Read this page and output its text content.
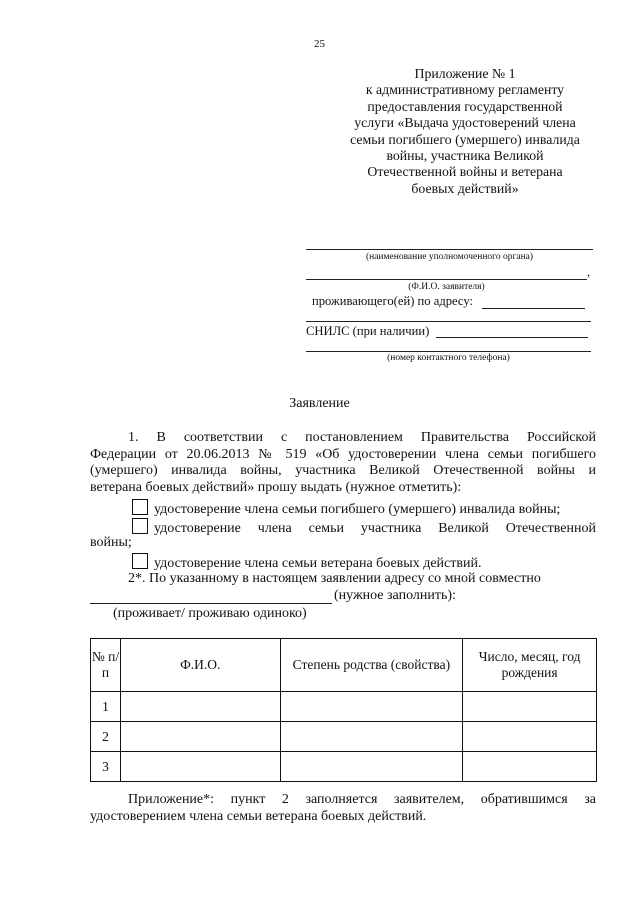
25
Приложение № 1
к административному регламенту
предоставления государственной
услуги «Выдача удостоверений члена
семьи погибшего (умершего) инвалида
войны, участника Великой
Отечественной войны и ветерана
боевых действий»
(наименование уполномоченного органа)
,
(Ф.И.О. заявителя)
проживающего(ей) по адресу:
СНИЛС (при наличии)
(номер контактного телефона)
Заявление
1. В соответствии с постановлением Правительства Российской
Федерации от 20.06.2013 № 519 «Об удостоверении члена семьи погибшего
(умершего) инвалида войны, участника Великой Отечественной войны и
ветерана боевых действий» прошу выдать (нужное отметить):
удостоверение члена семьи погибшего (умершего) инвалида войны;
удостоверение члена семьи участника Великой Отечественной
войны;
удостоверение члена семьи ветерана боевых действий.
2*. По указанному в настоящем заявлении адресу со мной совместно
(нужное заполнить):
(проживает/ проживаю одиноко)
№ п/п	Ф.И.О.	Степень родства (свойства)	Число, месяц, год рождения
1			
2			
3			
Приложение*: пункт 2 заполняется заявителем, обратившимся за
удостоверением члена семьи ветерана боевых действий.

____________________

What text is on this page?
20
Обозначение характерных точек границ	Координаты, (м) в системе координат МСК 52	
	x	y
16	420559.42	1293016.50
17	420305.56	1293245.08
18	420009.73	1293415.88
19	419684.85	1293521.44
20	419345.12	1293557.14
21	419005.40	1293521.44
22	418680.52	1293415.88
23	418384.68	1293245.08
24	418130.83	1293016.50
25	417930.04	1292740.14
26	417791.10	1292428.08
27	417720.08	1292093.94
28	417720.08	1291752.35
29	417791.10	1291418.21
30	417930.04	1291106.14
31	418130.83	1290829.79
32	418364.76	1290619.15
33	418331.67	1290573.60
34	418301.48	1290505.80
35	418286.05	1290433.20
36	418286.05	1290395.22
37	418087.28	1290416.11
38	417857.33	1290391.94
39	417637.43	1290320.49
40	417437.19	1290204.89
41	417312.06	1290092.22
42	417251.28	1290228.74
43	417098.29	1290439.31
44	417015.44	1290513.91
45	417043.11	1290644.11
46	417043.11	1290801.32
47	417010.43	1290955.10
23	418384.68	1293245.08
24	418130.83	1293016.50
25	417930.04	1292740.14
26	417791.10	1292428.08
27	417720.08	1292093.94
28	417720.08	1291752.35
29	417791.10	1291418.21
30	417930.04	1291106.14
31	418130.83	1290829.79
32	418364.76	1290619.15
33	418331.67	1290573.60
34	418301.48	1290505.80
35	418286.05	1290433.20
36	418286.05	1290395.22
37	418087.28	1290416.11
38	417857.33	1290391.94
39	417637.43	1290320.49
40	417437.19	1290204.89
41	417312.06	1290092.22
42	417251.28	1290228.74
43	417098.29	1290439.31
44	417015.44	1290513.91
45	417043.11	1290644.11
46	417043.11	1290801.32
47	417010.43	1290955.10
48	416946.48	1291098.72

____________________

## INSTRUCTION:
Respond with nothing but the number of lines in the entries that contain the string "войны".

## EXERCISE RESPONSE:
5